Aim ::
Each line that follows is to be retyped exactly.

Collected data

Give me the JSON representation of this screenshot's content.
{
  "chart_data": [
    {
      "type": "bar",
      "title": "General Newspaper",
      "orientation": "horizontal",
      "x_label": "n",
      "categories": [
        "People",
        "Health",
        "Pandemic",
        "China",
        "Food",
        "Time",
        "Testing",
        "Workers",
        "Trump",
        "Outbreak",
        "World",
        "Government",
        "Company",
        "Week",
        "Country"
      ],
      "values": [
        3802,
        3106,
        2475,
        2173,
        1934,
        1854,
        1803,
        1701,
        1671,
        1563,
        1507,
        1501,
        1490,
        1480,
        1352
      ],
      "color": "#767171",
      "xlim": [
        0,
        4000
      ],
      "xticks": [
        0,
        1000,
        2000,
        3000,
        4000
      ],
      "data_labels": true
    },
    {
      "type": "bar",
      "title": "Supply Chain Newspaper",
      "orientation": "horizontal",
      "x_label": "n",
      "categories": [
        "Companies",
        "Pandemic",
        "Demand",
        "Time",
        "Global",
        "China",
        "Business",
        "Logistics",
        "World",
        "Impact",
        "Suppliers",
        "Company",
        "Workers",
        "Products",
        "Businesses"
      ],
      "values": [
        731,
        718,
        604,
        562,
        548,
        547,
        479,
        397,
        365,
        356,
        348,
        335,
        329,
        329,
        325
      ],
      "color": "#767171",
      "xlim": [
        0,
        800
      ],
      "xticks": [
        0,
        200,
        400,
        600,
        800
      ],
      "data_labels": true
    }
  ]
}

Solution to this exercise ::
Give me the JSON representation of this screenshot's content.
{
  "chart_data": [
    {
      "type": "bar",
      "title": "General Newspaper",
      "orientation": "horizontal",
      "x_label": "n",
      "categories": [
        "People",
        "Health",
        "Pandemic",
        "China",
        "Food",
        "Time",
        "Testing",
        "Workers",
        "Trump",
        "Outbreak",
        "World",
        "Government",
        "Company",
        "Week",
        "Country"
      ],
      "values": [
        3802,
        3106,
        2475,
        2173,
        1934,
        1854,
        1803,
        1701,
        1671,
        1563,
        1507,
        1501,
        1490,
        1480,
        1352
      ],
      "color": "#767171",
      "xlim": [
        0,
        4000
      ],
      "xticks": [
        0,
        1000,
        2000,
        3000,
        4000
      ],
      "data_labels": true
    },
    {
      "type": "bar",
      "title": "Supply Chain Newspaper",
      "orientation": "horizontal",
      "x_label": "n",
      "categories": [
        "Companies",
        "Pandemic",
        "Demand",
        "Time",
        "Global",
        "China",
        "Business",
        "Logistics",
        "World",
        "Impact",
        "Suppliers",
        "Company",
        "Workers",
        "Products",
        "Businesses"
      ],
      "values": [
        731,
        718,
        604,
        562,
        548,
        547,
        479,
        397,
        365,
        356,
        348,
        335,
        329,
        329,
        325
      ],
      "color": "#767171",
      "xlim": [
        0,
        800
      ],
      "xticks": [
        0,
        200,
        400,
        600,
        800
      ],
      "data_labels": true
    }
  ]
}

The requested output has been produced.